> **Passage**:
■ ■ ■ ■ ■ ■ ■

Datablocks

`calculate_md5_checksum(filename, chunksize=2 ** 20)`

Calculate an md5 hash of a file

Parameters:

Name	Type	Description	Default
`filename`	`Path`	absolute or relative path to file	required
`chunksize`	`int`	default chunk size to calculate hash on. Defaults to 1024*1025.	`2 ** 20`

Returns:

Name	Type	Description
`str`	`str`	hash as str

Source code in backend/archiver/utils/datablocks.py

def calculate_md5_checksum(filename: Path, chunksize: int = 2**20) -> str:
    """Calculate an md5 hash of a file

    Args:
        filename (Path): absolute or relative path to file
        chunksize (int, optional): default chunk size to calculate hash on. Defaults to 1024*1025.

    Returns:
        str: hash as str
    """
    import hashlib

    m = hashlib.md5()
    with open(filename, "rb") as f:
        while chunk := f.read(chunksize):
            m.update(chunk)
    return m.hexdigest()

`copy_file_to_folder(src_file, dst_folder)`

Copies a file to a destination folder (does not need to exist)

Parameters:

Name	Type	Description	Default
`src_file`	`Path`	Source file	required
`dst_folder`	`Path`	destination folder - needs to exist	required

Raises:

Type	Description
`SystemError`	raises if operation fails

Source code in backend/archiver/utils/datablocks.py

@log
def copy_file_to_folder(src_file: Path, dst_folder: Path):
    """Copies a file to a destination folder (does not need to exist)

    Args:
        src_file (Path): Source file
        dst_folder (Path): destination folder - needs to exist

    Raises:
        SystemError: raises if operation fails
    """
    if not src_file.exists() or not src_file.is_file():
        raise SystemError(f"Source file {src_file} is not a file or does not exist")
    if dst_folder.is_file():
        raise SystemError(f"Destination folder {dst_folder} is not a folder")

    getLogger().info(f"Start Copy operation. src:{src_file}, dst{dst_folder}")

■ ■ ■ ■ ■ ■ ■

List each parameter named in the Parameters tables of the datablocks documentation, along with the function it belongs to.

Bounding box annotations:
■ ■ ■ ■ ■ ■ ■

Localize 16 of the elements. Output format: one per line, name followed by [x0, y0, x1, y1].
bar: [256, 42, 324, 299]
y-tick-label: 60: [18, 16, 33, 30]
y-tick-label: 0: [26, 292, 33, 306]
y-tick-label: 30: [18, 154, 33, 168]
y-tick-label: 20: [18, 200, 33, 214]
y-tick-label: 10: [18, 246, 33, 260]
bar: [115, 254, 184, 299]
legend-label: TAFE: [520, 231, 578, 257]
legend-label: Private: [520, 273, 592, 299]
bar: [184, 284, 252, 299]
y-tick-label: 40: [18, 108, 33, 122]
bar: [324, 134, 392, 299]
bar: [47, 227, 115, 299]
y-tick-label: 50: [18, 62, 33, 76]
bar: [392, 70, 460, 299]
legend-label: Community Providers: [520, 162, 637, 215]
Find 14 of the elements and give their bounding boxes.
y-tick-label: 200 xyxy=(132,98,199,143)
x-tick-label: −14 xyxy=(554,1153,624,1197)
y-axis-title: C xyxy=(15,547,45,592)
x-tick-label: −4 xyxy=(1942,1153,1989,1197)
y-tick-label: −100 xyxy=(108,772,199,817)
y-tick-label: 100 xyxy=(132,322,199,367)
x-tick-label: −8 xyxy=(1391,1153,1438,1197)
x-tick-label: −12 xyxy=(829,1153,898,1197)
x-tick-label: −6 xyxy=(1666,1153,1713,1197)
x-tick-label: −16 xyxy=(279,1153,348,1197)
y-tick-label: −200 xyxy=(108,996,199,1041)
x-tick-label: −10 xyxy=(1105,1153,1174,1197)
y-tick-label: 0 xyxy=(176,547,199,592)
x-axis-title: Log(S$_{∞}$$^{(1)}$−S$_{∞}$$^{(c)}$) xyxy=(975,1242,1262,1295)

■ ■ ■ ■ ■ ■ ■

> **Expected output**:
- filename (calculate_md5_checksum)
- chunksize (calculate_md5_checksum)
- src_file (copy_file_to_folder)
- dst_folder (copy_file_to_folder)